SHORT TASK: Swap "data-point" for "plot-marker" in the stretch of material from the line that contains "list UI elements" through the line that contains "1149, 885, 1168]", and give back only that stretch with everything else unchanged. Leave the pictures out.

DATA LINES:
* * * * *

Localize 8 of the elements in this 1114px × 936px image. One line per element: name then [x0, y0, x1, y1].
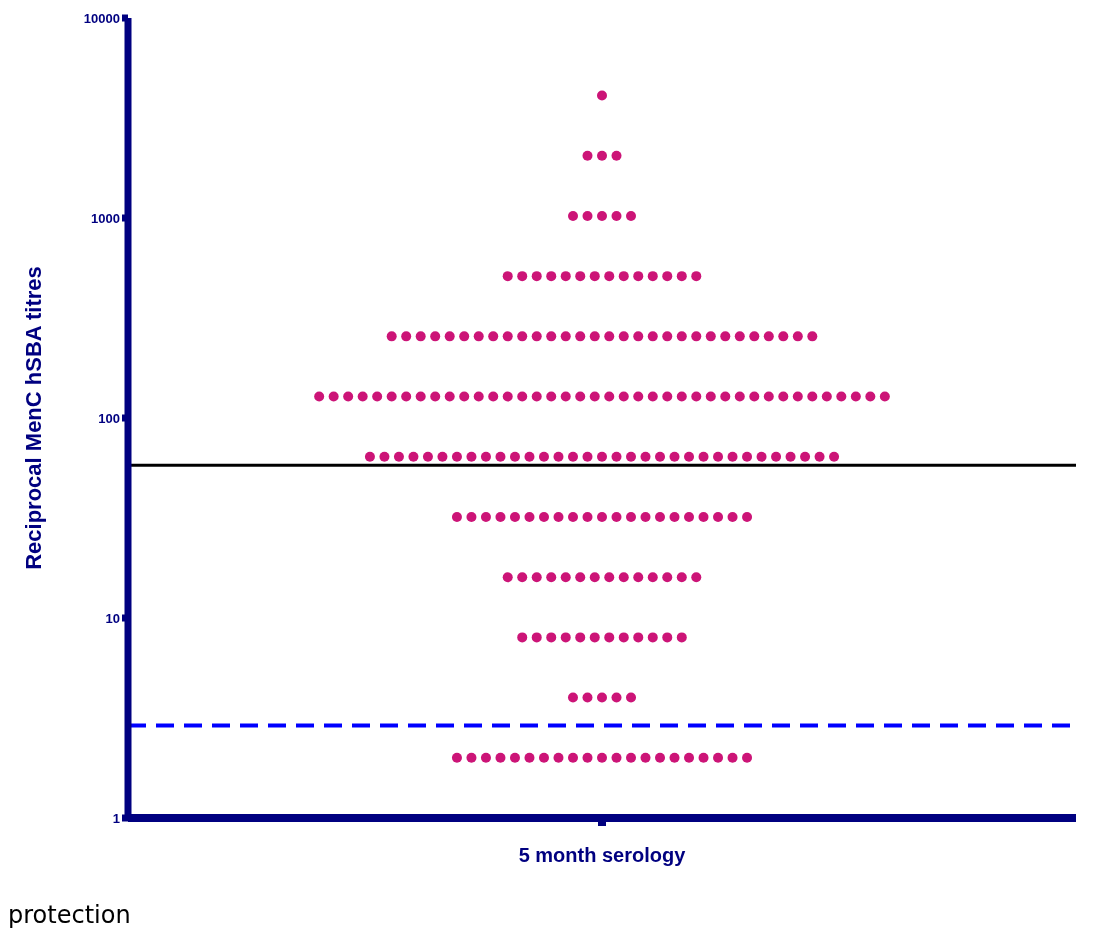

* * * * *

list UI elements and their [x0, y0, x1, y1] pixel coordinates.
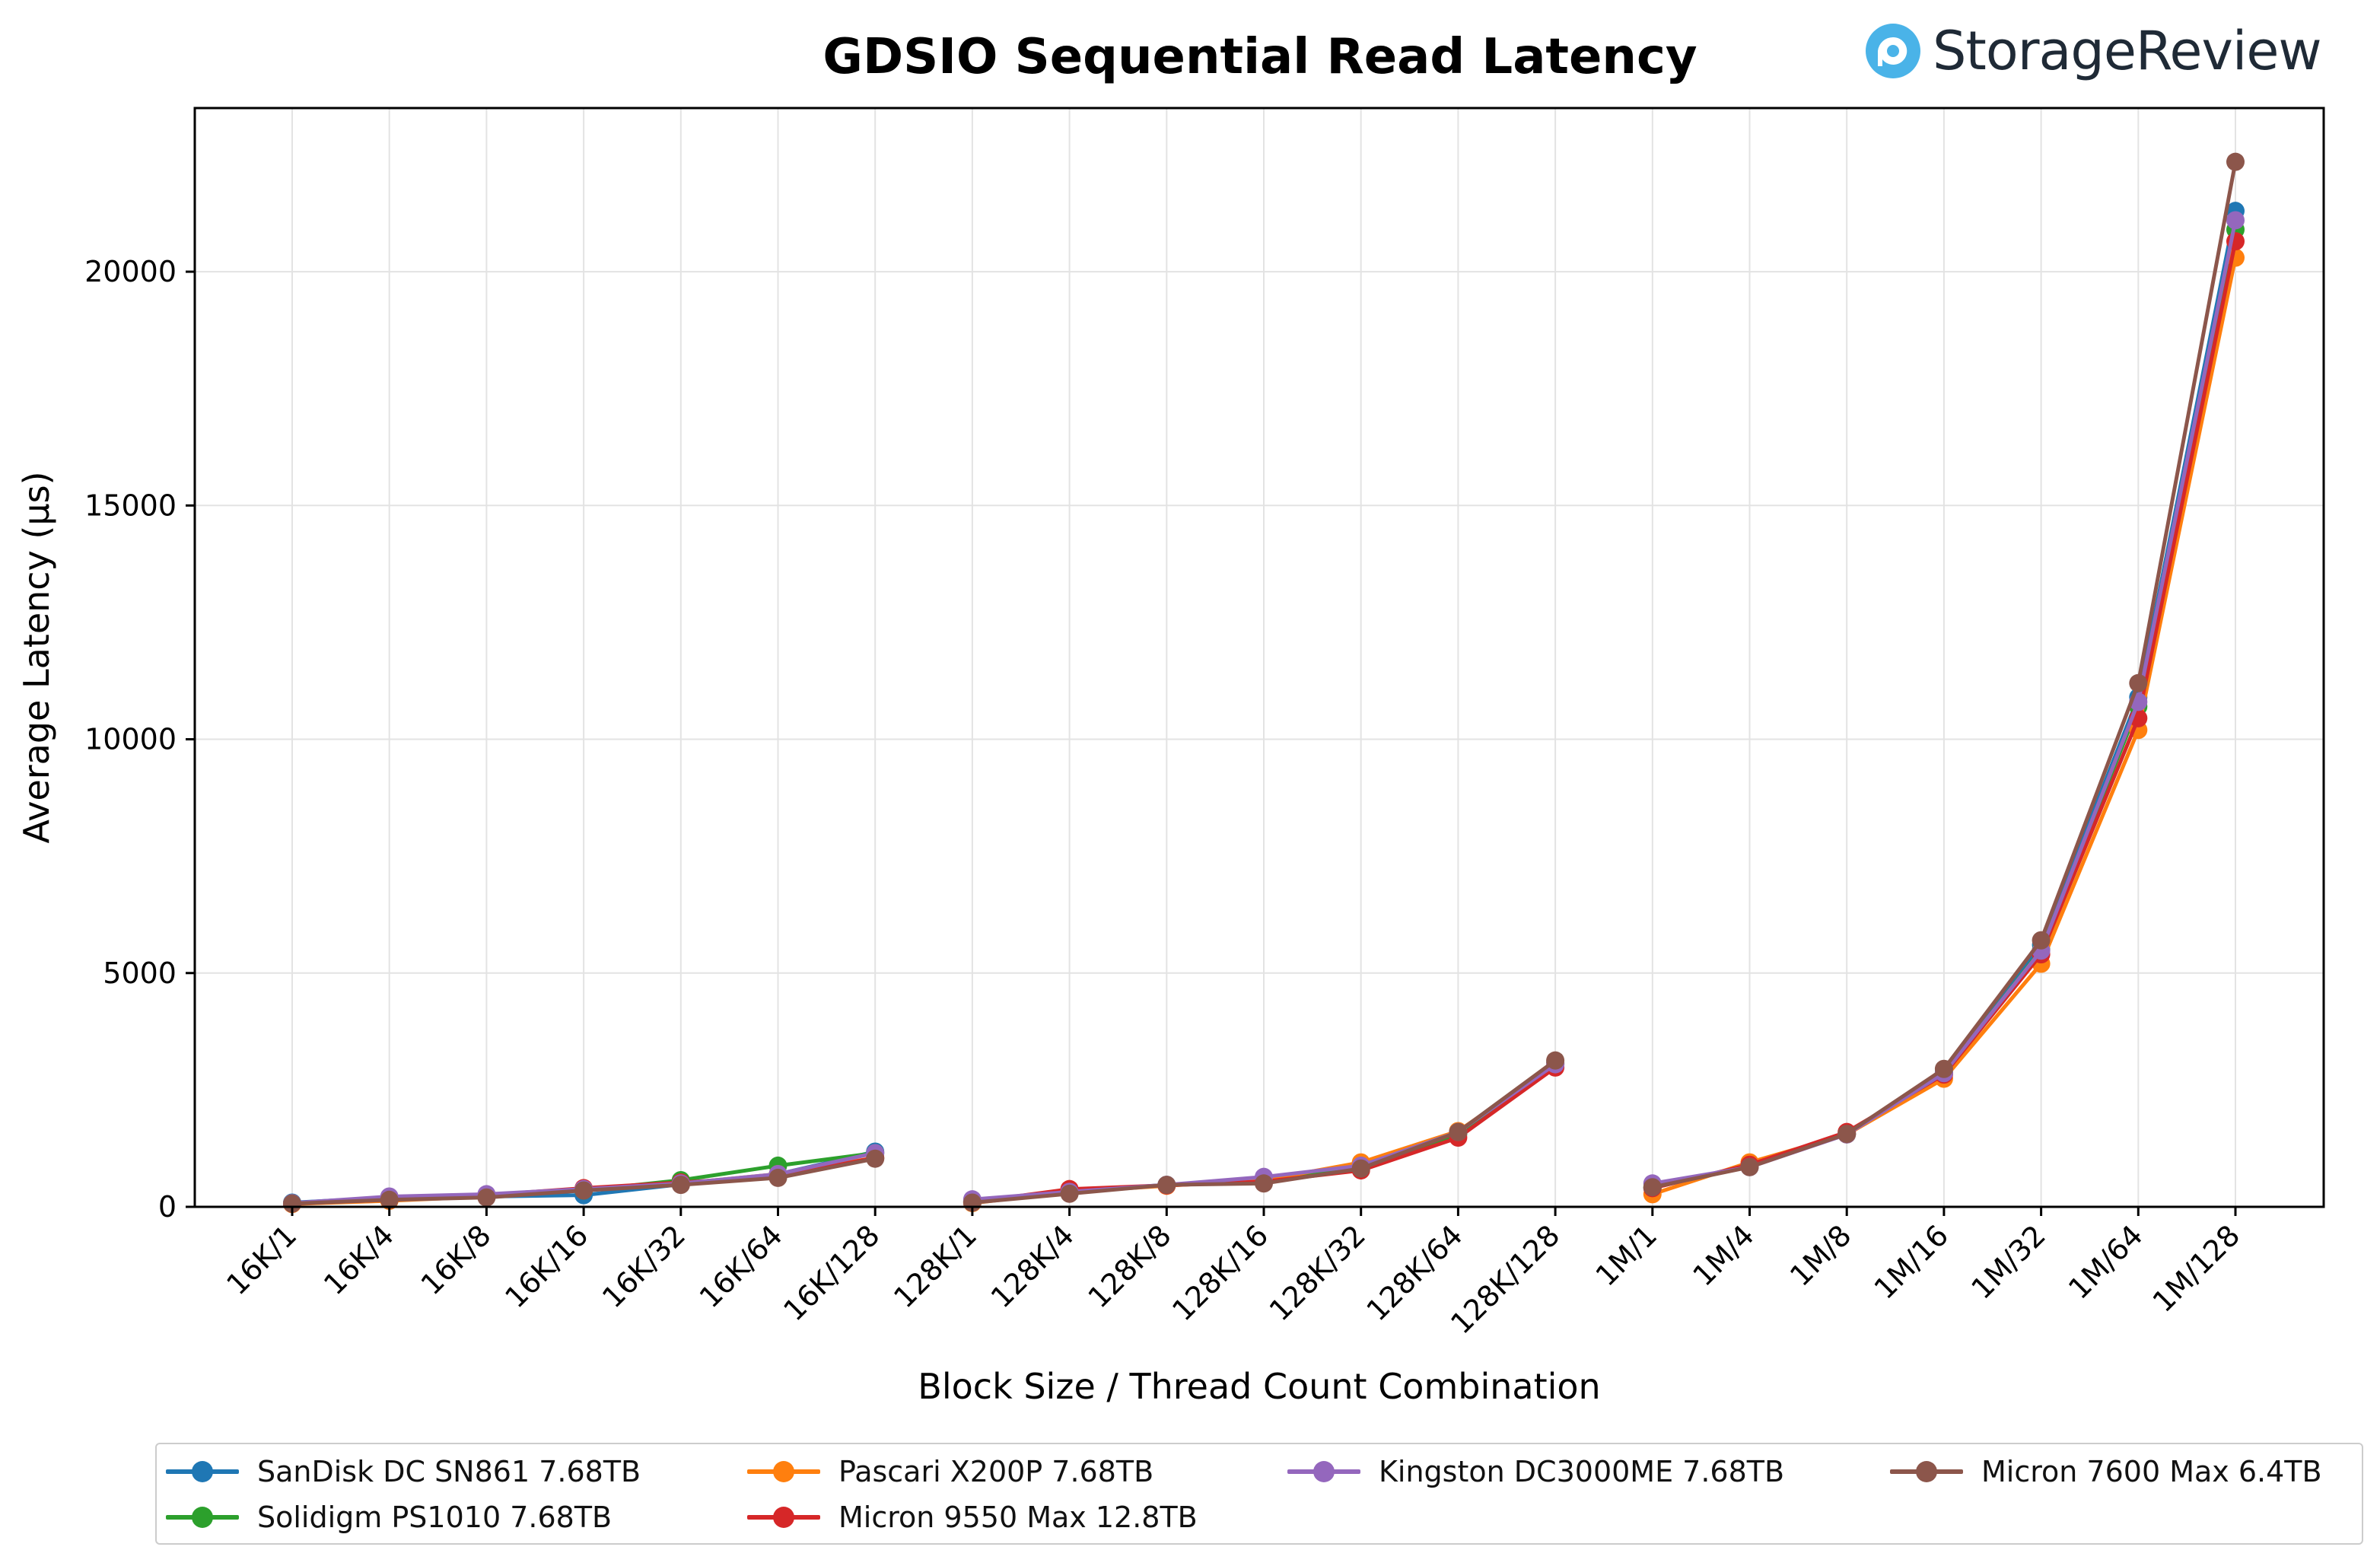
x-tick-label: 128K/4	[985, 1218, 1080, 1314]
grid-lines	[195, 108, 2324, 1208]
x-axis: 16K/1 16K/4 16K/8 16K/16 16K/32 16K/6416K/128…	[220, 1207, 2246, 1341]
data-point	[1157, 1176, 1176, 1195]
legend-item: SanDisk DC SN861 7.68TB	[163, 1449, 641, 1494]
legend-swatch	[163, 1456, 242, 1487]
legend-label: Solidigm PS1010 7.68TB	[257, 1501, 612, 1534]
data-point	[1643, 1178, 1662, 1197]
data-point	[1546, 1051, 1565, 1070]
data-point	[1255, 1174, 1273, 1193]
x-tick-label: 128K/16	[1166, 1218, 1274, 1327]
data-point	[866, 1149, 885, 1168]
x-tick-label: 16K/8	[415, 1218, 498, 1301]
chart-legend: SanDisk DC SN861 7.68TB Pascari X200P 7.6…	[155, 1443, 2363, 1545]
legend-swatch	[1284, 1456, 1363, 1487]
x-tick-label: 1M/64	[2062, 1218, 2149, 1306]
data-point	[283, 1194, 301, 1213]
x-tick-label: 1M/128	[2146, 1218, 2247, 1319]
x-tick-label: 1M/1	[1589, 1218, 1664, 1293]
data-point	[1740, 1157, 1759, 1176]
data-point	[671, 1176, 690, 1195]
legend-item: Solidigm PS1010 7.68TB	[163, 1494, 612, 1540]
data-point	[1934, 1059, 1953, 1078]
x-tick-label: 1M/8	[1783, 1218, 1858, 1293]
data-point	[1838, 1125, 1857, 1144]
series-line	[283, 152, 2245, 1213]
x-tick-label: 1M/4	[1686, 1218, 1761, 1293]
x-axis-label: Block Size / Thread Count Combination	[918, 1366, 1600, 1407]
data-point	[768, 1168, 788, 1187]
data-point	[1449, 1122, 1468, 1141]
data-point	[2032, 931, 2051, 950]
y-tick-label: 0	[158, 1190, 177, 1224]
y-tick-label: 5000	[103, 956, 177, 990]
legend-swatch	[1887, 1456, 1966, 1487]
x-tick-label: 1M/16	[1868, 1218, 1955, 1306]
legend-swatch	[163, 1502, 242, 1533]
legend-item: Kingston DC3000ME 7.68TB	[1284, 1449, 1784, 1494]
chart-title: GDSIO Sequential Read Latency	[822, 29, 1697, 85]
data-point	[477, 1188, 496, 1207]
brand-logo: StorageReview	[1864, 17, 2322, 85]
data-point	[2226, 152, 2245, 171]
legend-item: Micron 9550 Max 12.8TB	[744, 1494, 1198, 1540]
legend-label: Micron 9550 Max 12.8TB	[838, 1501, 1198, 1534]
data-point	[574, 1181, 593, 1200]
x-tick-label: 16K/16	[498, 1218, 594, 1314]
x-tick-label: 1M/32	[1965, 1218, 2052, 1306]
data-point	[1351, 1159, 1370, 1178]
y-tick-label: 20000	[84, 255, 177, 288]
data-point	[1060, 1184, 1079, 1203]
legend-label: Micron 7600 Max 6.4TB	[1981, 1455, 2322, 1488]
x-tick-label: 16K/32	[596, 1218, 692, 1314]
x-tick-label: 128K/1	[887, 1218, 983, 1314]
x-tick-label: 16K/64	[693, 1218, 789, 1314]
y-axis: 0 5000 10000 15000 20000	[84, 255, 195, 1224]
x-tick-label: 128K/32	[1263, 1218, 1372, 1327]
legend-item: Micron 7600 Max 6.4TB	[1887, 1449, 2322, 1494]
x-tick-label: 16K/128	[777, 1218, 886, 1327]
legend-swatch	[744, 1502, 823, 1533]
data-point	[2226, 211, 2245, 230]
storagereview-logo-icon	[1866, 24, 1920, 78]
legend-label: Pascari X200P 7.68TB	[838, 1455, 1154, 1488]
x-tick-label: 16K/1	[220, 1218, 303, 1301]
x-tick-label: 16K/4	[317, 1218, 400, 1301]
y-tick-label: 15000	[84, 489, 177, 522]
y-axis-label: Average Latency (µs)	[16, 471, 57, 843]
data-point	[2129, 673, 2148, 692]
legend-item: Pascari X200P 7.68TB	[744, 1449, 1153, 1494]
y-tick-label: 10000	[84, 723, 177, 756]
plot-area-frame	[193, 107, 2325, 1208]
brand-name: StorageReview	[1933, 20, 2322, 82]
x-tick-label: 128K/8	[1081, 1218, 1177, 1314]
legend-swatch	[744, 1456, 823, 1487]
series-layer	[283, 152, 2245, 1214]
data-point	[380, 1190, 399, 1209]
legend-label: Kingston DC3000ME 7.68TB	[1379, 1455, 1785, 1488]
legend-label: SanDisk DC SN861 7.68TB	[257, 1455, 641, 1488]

* * * * *

ANSWER TO THIS EXERCISE:
list UI elements and their [x0, y0, x1, y1] pixel coordinates.
x-tick-label: 128K/4	[985, 1218, 1080, 1314]
grid-lines	[195, 108, 2324, 1208]
x-axis: 16K/1 16K/4 16K/8 16K/16 16K/32 16K/6416K/128…	[220, 1207, 2246, 1341]
plot-marker	[1157, 1176, 1176, 1195]
legend-item: SanDisk DC SN861 7.68TB	[163, 1449, 641, 1494]
legend-swatch	[163, 1456, 242, 1487]
legend-label: Solidigm PS1010 7.68TB	[257, 1501, 612, 1534]
plot-marker	[1643, 1178, 1662, 1197]
plot-marker	[1546, 1051, 1565, 1070]
plot-marker	[1255, 1174, 1273, 1193]
x-tick-label: 128K/16	[1166, 1218, 1274, 1327]
plot-marker	[866, 1149, 885, 1168]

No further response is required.